[START OF Records for processing]

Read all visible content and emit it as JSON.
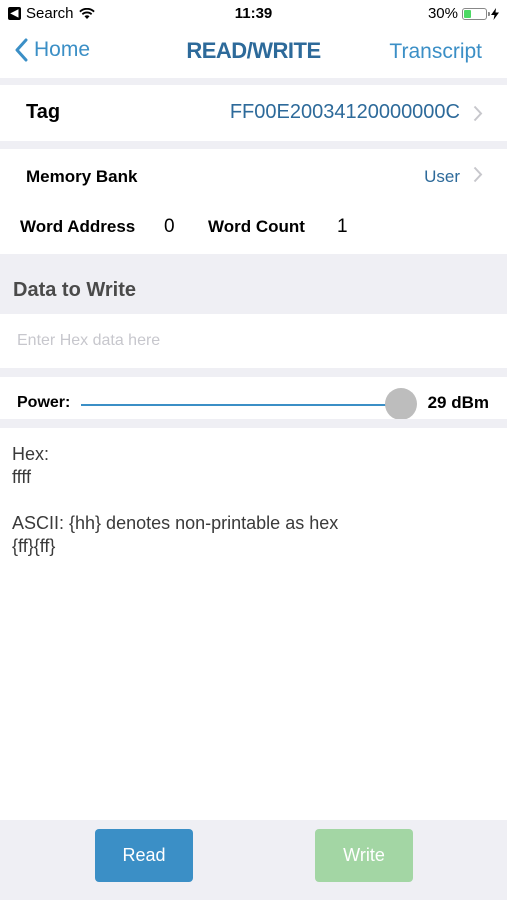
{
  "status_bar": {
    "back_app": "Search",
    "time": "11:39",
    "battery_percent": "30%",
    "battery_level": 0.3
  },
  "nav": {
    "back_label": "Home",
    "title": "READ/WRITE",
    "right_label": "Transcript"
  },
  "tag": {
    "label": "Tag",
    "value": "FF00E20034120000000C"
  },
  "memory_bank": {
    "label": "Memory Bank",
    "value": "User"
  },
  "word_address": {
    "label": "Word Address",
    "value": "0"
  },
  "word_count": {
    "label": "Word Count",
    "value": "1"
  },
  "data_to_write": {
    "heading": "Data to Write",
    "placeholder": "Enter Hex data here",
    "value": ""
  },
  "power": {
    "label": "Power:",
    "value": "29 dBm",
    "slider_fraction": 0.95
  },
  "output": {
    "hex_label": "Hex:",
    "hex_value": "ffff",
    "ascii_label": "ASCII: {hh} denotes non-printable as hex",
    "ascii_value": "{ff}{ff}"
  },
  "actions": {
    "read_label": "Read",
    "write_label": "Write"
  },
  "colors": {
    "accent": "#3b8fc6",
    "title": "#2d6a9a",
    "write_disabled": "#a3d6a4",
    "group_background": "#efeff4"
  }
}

[END OF Records for processing]
[START OF Records for processing]

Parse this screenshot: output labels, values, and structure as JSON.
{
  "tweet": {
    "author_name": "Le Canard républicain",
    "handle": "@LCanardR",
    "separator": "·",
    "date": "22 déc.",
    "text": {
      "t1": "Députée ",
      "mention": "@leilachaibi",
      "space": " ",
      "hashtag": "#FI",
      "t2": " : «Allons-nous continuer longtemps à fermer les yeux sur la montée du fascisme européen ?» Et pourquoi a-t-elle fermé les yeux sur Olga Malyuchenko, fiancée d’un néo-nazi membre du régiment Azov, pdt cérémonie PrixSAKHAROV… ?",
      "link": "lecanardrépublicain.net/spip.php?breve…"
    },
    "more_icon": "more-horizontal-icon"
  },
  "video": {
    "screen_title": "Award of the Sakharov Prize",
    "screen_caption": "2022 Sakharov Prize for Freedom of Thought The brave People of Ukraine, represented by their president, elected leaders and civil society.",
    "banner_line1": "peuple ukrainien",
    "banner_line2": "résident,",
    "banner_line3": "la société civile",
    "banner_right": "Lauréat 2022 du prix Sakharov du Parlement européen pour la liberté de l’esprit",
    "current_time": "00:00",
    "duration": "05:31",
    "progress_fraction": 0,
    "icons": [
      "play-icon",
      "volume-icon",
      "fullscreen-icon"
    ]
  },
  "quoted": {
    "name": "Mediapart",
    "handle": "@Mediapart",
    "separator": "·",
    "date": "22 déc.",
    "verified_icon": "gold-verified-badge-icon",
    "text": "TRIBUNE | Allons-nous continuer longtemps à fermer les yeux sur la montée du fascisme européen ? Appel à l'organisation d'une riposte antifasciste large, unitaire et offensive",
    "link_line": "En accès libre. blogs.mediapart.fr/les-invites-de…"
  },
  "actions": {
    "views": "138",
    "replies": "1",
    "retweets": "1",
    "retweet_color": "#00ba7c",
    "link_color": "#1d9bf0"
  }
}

[END OF Records for processing]

Exercise directions: Search the listing for the string "yeux". Copy each line where it turns up.

Answer to this task:
      "t2": " : «Allons-nous continuer longtemps à fermer les yeux sur la montée du fascisme européen ?» Et pourquoi a-t-elle fermé les yeux sur Olga Malyuchenko, fiancée d’un néo-nazi membre du régiment Azov, pdt cérémonie PrixSAKHAROV… ?",
    "text": "TRIBUNE | Allons-nous continuer longtemps à fermer les yeux sur la montée du fascisme européen ? Appel à l'organisation d'une riposte antifasciste large, unitaire et offensive",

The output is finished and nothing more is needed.